WORK TO DO:
Type out the records that follow, exactly as given.

DATA EXTRACT:
===

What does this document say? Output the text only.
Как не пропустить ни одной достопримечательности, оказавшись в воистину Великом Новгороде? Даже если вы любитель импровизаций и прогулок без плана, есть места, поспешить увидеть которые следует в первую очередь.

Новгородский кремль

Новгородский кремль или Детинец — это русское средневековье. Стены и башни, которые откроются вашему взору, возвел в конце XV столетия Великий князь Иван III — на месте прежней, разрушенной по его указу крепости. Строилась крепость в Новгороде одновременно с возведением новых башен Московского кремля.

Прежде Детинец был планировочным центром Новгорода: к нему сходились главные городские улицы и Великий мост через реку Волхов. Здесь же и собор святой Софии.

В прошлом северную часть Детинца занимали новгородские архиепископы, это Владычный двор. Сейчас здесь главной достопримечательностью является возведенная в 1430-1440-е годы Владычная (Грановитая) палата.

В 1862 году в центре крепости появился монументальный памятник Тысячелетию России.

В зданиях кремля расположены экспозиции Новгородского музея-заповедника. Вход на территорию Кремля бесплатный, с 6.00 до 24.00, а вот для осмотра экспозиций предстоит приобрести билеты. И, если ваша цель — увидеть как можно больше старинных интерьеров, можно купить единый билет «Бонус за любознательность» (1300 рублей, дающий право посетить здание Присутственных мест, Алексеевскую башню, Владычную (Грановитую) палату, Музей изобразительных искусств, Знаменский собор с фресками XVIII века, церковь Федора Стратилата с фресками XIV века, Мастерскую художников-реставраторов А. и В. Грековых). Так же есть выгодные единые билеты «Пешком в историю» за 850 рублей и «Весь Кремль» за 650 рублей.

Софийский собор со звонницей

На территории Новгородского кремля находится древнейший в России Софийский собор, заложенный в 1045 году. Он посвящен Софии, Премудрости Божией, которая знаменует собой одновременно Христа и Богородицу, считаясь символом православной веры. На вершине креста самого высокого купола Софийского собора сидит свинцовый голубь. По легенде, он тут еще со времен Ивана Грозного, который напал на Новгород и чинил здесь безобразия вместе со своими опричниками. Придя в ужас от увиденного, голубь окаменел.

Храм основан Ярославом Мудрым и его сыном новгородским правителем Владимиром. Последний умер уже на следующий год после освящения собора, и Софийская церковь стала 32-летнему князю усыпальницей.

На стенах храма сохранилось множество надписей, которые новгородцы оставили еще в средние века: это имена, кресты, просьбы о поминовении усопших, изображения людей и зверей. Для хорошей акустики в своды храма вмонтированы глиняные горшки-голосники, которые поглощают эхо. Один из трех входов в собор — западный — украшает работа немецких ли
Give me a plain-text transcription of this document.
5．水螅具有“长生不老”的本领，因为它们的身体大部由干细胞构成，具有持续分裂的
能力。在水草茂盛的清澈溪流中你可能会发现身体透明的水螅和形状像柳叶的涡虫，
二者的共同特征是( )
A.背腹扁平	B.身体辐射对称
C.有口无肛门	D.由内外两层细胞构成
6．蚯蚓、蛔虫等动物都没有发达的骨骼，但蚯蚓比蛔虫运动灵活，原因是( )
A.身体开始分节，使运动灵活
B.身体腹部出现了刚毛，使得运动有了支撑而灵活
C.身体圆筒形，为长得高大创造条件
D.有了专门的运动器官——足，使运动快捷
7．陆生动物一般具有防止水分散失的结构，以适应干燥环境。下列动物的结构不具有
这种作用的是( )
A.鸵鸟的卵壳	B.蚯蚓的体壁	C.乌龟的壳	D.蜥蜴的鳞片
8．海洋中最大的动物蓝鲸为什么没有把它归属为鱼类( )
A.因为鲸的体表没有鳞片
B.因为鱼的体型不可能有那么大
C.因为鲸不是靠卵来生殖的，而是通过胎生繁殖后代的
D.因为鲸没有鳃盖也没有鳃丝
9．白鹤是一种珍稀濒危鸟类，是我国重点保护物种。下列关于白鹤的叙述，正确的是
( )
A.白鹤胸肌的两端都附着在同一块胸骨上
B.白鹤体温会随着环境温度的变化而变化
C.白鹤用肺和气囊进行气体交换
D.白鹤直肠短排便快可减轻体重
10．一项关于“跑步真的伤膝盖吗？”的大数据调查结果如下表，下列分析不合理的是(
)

===

TASK ANSWER:
What does this document say? Output the text only.
Как не пропустить ни одной достопримечательности, оказавшись в воистину Великом Новгороде? Даже если вы любитель импровизаций и прогулок без плана, есть места, поспешить увидеть которые следует в первую очередь.

Новгородский кремль

Новгородский кремль или Детинец — это русское средневековье. Стены и башни, которые откроются вашему взору, возвел в конце XV столетия Великий князь Иван III — на месте прежней, разрушенной по его указу крепости. Строилась крепость в Новгороде одновременно с возведением новых башен Московского кремля.

Прежде Детинец был планировочным центром Новгорода: к нему сходились главные городские улицы и Великий мост через реку Волхов. Здесь же и собор святой Софии.

В прошлом северную часть Детинца занимали новгородские архиепископы, это Владычный двор. Сейчас здесь главной достопримечательностью является возведенная в 1430-1440-е годы Владычная (Грановитая) палата.

В 1862 году в центре крепости появился монументальный памятник Тысячелетию России.

В зданиях кремля расположены экспозиции Новгородского музея-заповедника. Вход на территорию Кремля бесплатный, с 6.00 до 24.00, а вот для осмотра экспозиций предстоит приобрести билеты. И, если ваша цель — увидеть как можно больше старинных интерьеров, можно купить единый билет «Бонус за любознательность» (1300 рублей, дающий право посетить здание Присутственных мест, Алексеевскую башню, Владычную (Грановитую) палату, Музей изобразительных искусств, Знаменский собор с фресками XVIII века, церковь Федора Стратилата с фресками XIV века, Мастерскую художников-реставраторов А. и В. Грековых). Так же есть выгодные единые билеты «Пешком в историю» за 850 рублей и «Весь Кремль» за 650 рублей.

Софийский собор со звонницей

На территории Новгородского кремля находится древнейший в России Софийский собор, заложенный в 1045 году. Он посвящен Софии, Премудрости Божией, которая знаменует собой одновременно Христа и Богородицу, считаясь символом православной веры. На вершине креста самого высокого купола Софийского собора сидит свинцовый голубь. По легенде, он тут еще со времен Ивана Грозного, который напал на Новгород и чинил здесь безобразия вместе со своими опричниками. Придя в ужас от увиденного, голубь окаменел.

Храм основан Ярославом Мудрым и его сыном новгородским правителем Владимиром. Последний умер уже на следующий год после освящения собора, и Софийская церковь стала 32-летнему князю усыпальницей.

На стенах храма сохранилось множество надписей, которые новгородцы оставили еще в средние века: это имена, кресты, просьбы о поминовении усопших, изображения людей и зверей. Для хорошей акустики в своды храма вмонтированы глиняные горшки-голосники, которые поглощают эхо. Один из трех входов в собор — западный — украшает работа немецких ли
Give me a plain-text transcription of this document.
5．水螅具有“长生不老”的本领，因为它们的身体大部由干细胞构成，具有持续分裂的
能力。在水草茂盛的清澈溪流中你可能会发现身体透明的水螅和形状像柳叶的涡虫，
二者的共同特征是( )
A.背腹扁平	B.身体辐射对称
C.有口无肛门	D.由内外两层细胞构成
6．蚯蚓、蛔虫等动物都没有发达的骨骼，但蚯蚓比蛔虫运动灵活，原因是( )
A.身体开始分节，使运动灵活
B.身体腹部出现了刚毛，使得运动有了支撑而灵活
C.身体圆筒形，为长得高大创造条件
D.有了专门的运动器官——足，使运动快捷
7．陆生动物一般具有防止水分散失的结构，以适应干燥环境。下列动物的结构不具有
这种作用的是( )
A.鸵鸟的卵壳	B.蚯蚓的体壁	C.乌龟的壳	D.蜥蜴的鳞片
8．海洋中最大的动物蓝鲸为什么没有把它归属为鱼类( )
A.因为鲸的体表没有鳞片
B.因为鱼的体型不可能有那么大
C.因为鲸不是靠卵来生殖的，而是通过胎生繁殖后代的
D.因为鲸没有鳃盖也没有鳃丝
9．白鹤是一种珍稀濒危鸟类，是我国重点保护物种。下列关于白鹤的叙述，正确的是
( )
A.白鹤胸肌的两端都附着在同一块胸骨上
B.白鹤体温会随着环境温度的变化而变化
C.白鹤用肺和气囊进行气体交换
D.白鹤直肠短排便快可减轻体重
10．一项关于“跑步真的伤膝盖吗？”的大数据调查结果如下表，下列分析不合理的是(
)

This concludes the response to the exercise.